Check every line of the data below for the string "ford", and copy the ones that hold it.

[Records excerpted from a collection]
**********
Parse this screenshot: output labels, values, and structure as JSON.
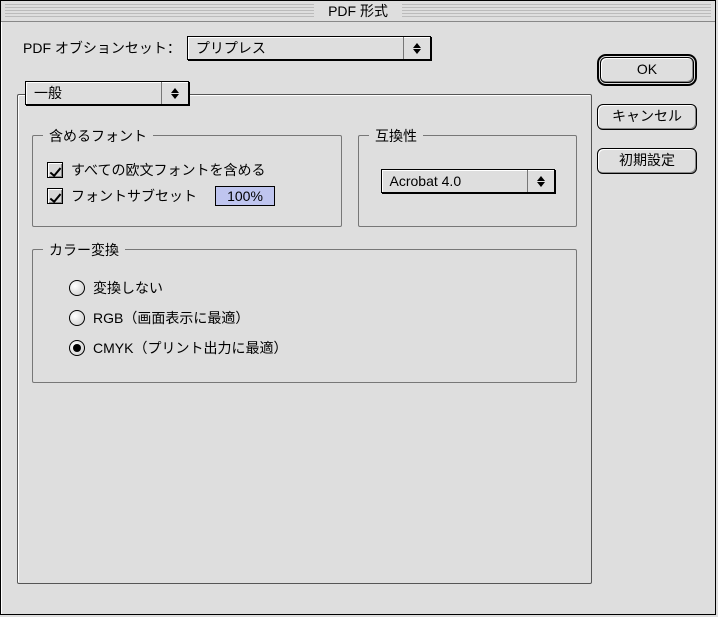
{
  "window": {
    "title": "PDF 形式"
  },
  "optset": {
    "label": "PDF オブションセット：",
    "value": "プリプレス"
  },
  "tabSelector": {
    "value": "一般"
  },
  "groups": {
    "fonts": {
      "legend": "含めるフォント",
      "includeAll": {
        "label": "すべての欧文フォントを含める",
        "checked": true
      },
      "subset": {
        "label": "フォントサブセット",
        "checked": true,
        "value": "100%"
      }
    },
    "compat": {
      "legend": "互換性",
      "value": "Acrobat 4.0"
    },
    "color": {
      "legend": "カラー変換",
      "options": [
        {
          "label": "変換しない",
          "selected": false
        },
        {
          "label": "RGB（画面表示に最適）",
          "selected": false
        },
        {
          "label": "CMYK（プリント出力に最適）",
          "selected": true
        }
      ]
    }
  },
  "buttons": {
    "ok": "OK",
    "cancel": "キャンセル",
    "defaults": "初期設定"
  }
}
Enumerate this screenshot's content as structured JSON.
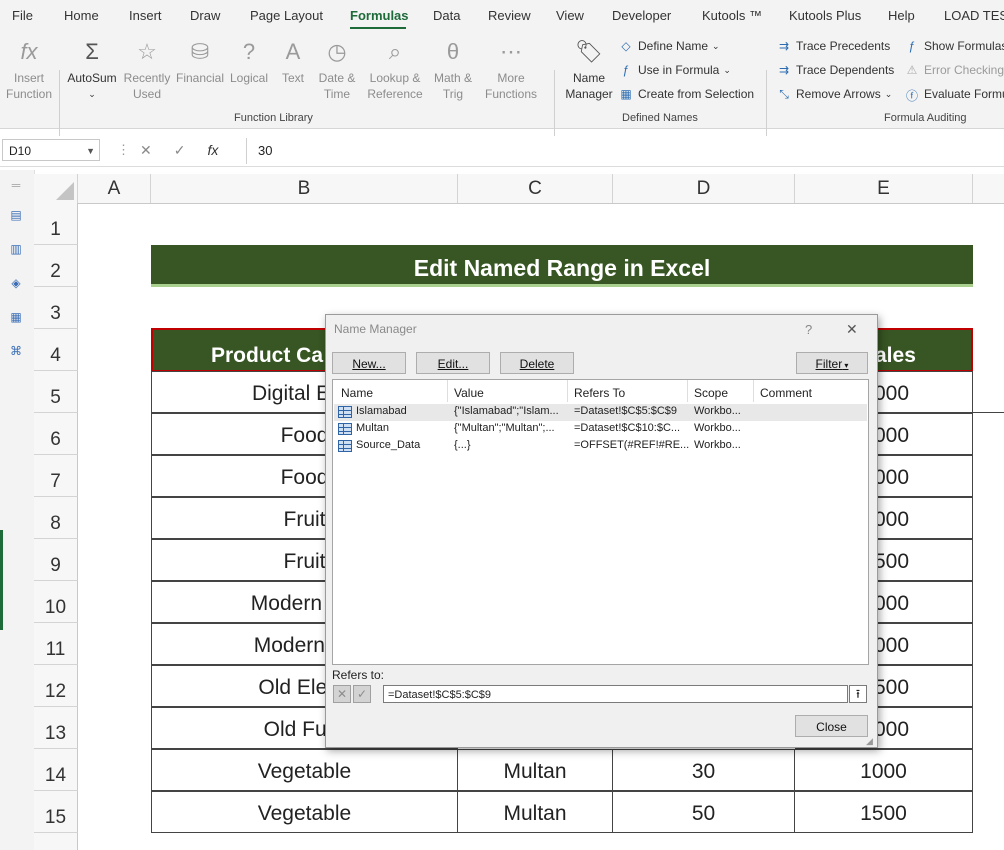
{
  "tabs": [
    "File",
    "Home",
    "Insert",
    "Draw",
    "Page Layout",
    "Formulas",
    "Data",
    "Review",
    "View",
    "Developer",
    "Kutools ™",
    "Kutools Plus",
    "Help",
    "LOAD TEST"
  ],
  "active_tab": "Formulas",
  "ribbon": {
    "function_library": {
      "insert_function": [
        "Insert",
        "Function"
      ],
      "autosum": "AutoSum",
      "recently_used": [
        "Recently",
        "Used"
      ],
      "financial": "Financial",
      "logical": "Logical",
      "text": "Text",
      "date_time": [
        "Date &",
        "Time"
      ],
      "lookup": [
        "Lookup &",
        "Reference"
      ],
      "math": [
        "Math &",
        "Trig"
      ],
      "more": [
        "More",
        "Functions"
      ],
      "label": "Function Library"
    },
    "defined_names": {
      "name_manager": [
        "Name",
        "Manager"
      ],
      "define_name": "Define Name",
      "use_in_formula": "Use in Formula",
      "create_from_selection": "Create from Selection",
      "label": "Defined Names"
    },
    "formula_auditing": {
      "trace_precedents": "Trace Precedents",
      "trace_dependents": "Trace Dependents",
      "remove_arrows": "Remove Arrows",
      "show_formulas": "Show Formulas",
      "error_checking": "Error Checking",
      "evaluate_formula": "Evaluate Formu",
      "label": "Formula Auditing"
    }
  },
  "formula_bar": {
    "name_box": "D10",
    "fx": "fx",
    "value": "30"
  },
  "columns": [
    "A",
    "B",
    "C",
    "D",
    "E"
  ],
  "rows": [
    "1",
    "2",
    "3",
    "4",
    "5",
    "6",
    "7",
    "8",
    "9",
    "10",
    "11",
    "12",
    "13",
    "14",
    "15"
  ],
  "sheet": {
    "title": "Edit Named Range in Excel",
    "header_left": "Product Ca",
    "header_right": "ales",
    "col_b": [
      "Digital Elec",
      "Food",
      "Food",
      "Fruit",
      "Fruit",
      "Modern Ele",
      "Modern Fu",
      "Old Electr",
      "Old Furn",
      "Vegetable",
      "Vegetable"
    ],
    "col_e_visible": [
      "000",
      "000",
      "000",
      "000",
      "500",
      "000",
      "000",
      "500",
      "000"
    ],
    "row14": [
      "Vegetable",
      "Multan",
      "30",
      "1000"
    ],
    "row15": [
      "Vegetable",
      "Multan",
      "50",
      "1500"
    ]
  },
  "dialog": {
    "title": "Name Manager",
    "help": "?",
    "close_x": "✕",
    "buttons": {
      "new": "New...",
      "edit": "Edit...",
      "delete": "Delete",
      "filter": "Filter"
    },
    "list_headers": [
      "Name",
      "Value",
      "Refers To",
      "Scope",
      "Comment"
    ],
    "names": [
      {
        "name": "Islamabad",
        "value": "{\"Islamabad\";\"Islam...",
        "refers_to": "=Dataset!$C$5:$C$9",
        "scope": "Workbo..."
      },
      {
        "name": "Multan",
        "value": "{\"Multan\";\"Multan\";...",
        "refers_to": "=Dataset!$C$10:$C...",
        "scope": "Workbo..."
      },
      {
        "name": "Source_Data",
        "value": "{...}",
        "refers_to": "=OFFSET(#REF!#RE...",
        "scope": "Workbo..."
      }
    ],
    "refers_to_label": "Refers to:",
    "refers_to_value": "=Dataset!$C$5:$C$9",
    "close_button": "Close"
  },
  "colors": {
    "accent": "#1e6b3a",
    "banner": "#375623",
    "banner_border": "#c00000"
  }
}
**********
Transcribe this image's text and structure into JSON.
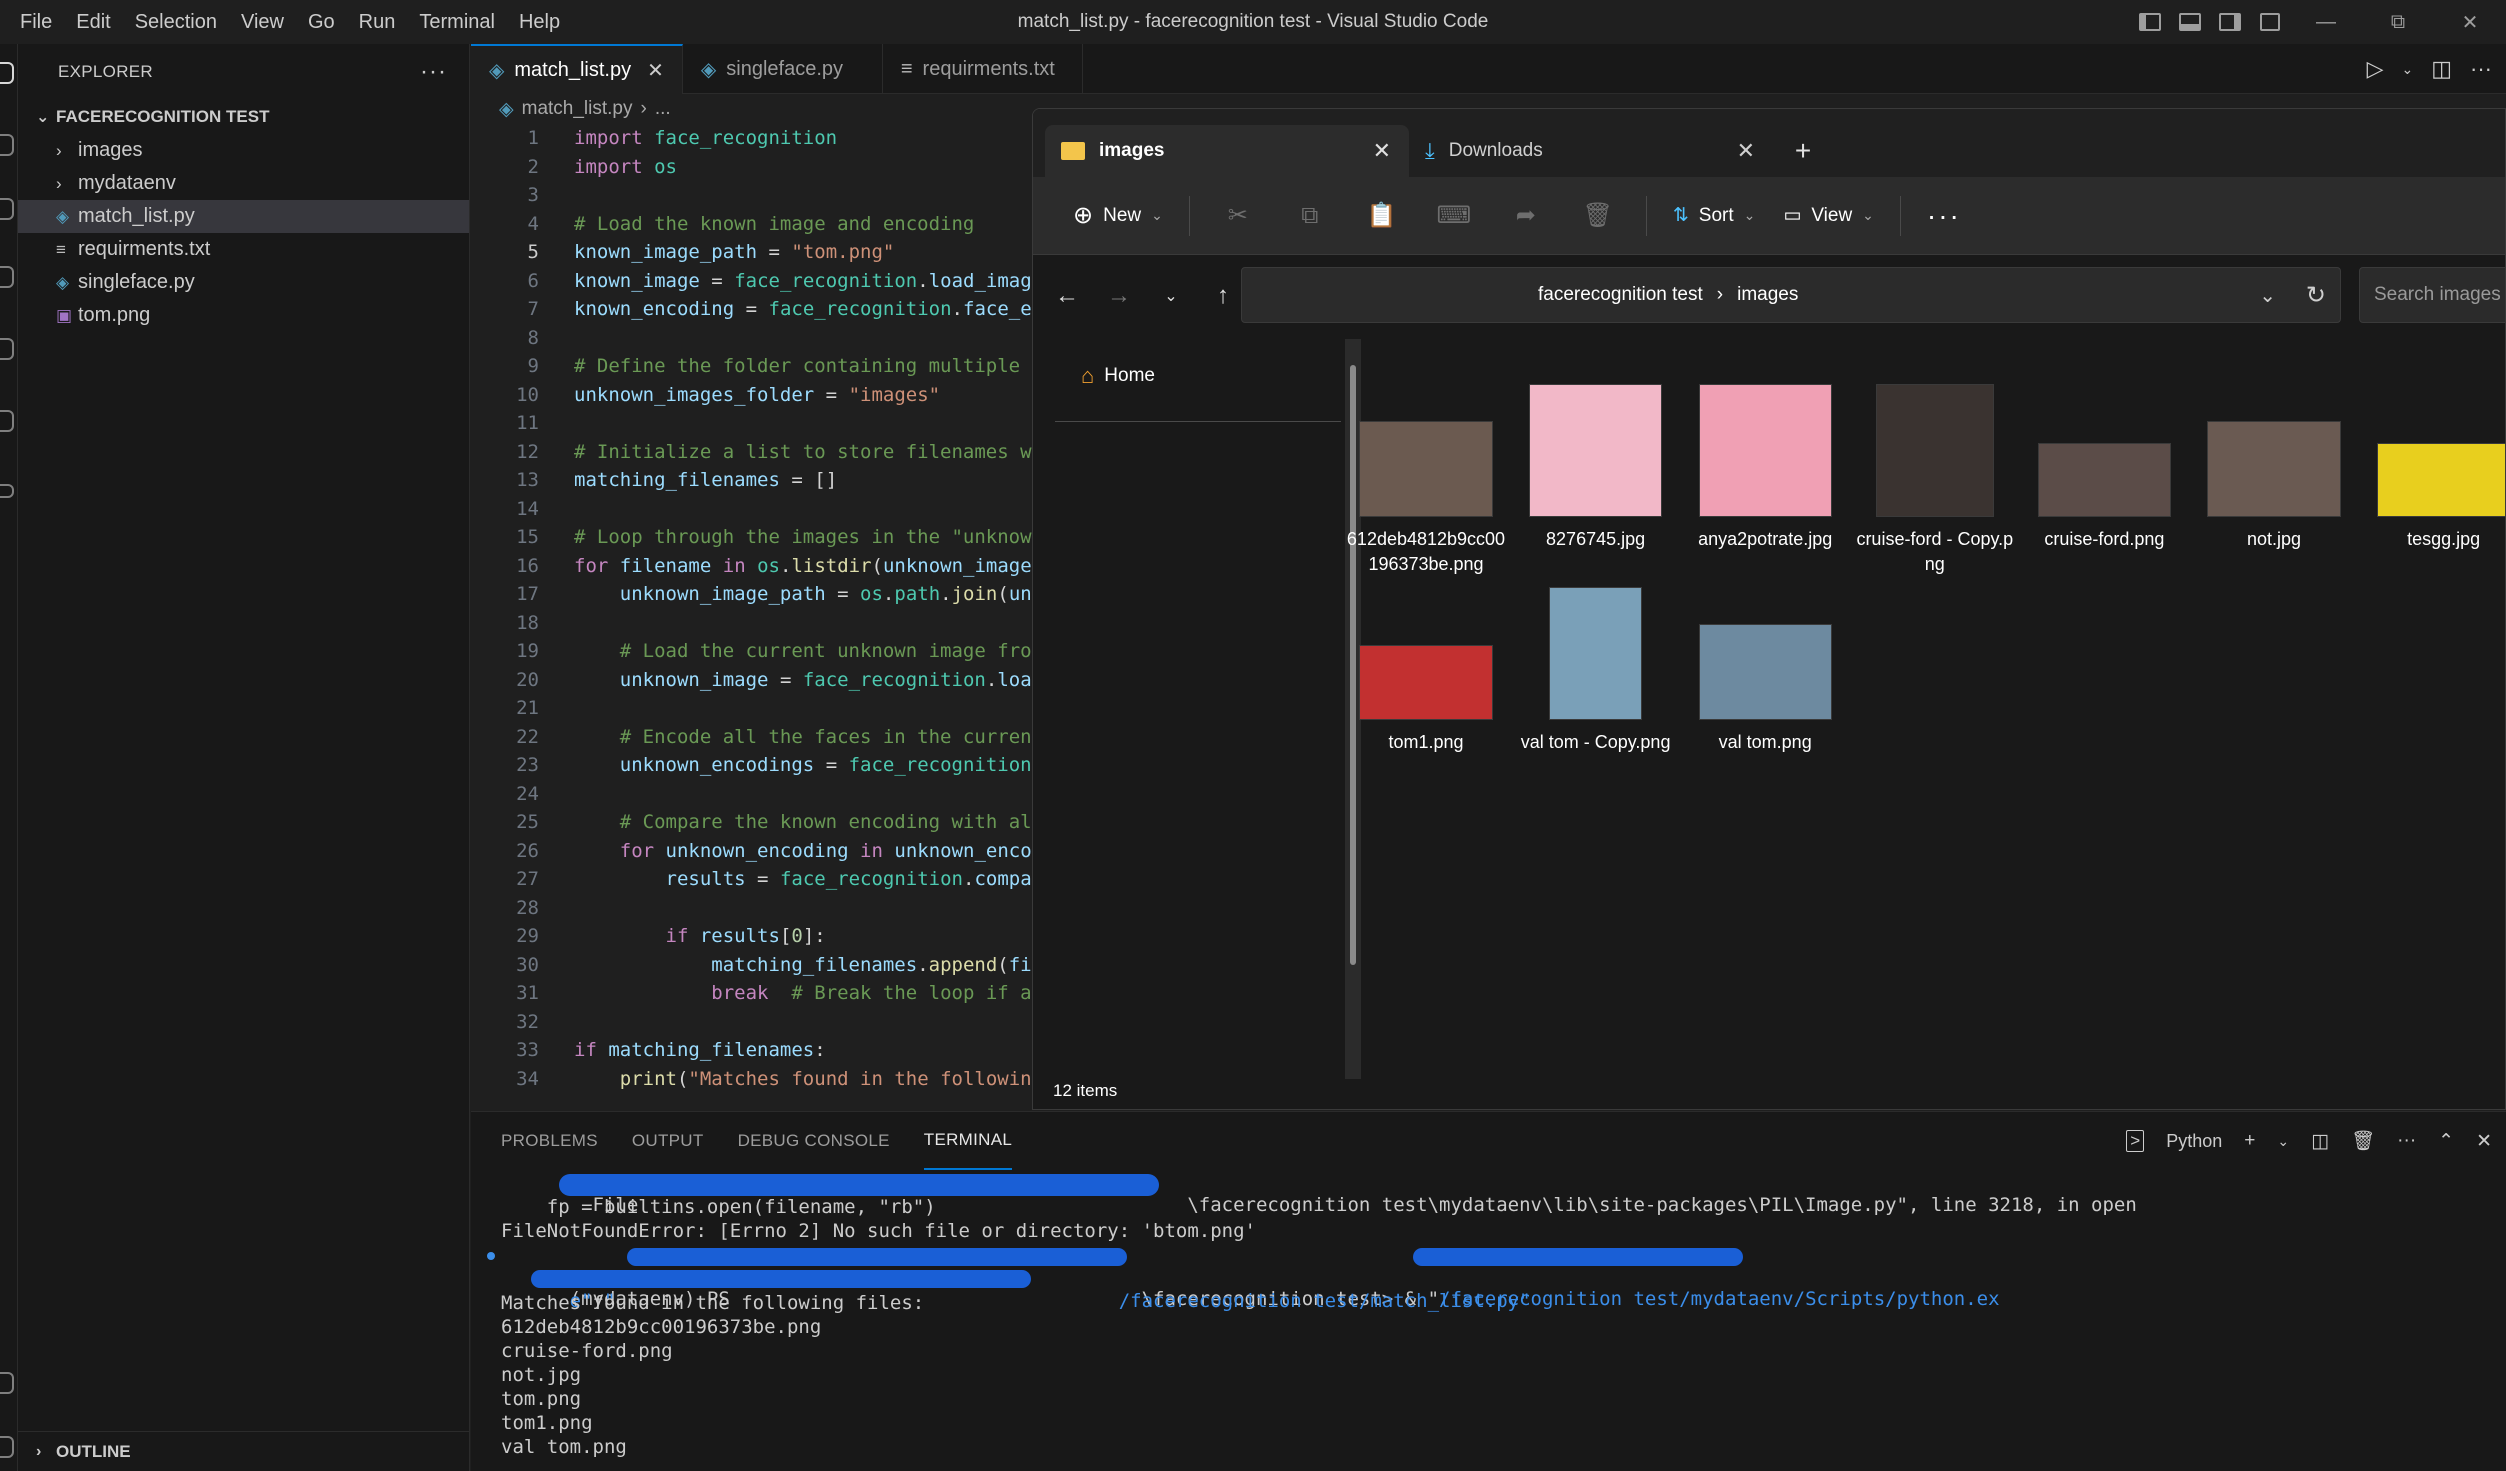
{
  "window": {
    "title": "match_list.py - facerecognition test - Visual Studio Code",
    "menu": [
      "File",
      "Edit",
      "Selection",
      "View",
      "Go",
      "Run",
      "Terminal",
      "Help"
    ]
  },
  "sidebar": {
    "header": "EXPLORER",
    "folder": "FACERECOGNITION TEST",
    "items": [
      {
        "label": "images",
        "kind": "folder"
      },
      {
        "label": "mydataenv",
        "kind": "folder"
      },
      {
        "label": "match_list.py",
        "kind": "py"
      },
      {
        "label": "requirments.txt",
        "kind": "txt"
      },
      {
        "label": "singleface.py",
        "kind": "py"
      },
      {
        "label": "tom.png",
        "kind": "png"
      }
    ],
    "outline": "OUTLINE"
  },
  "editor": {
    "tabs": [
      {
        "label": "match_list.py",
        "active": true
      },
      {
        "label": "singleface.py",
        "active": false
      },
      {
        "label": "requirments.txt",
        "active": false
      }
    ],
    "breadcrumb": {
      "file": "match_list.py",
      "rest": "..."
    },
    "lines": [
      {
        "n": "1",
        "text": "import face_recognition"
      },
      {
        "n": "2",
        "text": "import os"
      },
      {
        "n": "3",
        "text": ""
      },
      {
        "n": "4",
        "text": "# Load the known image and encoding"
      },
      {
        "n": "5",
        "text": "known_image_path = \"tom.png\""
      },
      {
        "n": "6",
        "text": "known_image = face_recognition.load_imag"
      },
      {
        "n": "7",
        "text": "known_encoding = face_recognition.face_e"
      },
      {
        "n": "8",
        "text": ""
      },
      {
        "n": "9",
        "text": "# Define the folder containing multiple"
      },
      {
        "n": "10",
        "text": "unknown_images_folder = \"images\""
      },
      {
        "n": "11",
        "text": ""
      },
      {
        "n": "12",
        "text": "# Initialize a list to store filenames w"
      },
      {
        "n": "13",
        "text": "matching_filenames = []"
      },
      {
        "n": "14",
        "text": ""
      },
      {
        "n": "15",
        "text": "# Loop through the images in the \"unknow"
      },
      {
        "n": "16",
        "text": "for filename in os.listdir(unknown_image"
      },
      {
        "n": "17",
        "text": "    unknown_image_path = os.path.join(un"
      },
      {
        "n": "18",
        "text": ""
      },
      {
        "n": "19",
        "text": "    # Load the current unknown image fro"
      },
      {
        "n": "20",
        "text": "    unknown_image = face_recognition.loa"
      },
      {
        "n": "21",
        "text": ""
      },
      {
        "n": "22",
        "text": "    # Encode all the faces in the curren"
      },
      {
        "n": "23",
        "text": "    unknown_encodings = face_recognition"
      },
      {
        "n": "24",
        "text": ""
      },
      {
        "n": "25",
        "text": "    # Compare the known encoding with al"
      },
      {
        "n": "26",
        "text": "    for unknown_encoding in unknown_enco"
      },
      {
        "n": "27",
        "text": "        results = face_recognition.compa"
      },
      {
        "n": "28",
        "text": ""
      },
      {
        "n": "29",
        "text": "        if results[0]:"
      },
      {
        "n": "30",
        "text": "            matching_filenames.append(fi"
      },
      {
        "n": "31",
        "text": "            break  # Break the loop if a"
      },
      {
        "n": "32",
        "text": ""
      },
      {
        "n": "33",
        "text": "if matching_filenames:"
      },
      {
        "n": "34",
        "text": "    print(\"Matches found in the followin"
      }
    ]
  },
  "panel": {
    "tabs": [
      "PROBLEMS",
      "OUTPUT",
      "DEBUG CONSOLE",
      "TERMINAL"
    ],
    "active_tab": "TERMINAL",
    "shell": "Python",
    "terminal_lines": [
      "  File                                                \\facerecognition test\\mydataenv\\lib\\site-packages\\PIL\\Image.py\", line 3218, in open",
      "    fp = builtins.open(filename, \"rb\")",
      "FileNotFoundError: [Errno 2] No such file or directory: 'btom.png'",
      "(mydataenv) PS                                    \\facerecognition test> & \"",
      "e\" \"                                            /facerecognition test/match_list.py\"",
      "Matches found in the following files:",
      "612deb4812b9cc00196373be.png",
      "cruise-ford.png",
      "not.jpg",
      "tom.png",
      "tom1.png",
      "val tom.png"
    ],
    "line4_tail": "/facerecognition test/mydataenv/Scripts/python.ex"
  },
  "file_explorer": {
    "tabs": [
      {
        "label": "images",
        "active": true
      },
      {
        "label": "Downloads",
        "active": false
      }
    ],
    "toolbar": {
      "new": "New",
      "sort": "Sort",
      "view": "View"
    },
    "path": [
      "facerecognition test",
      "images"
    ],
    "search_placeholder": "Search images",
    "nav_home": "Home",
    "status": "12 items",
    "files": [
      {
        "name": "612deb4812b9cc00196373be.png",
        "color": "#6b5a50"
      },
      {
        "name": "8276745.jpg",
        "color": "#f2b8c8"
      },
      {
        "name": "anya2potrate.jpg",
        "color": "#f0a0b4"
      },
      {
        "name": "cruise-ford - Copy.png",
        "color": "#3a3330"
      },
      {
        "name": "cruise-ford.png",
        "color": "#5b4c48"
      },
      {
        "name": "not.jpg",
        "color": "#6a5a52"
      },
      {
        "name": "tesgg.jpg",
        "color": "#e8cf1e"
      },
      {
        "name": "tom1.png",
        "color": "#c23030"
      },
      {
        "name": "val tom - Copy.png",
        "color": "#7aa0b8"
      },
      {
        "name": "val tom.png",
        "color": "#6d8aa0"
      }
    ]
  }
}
**********
◆ **Answer**:
      "cruise-ford.png",
        "name": "cruise-ford - Copy.png",
        "name": "cruise-ford.png",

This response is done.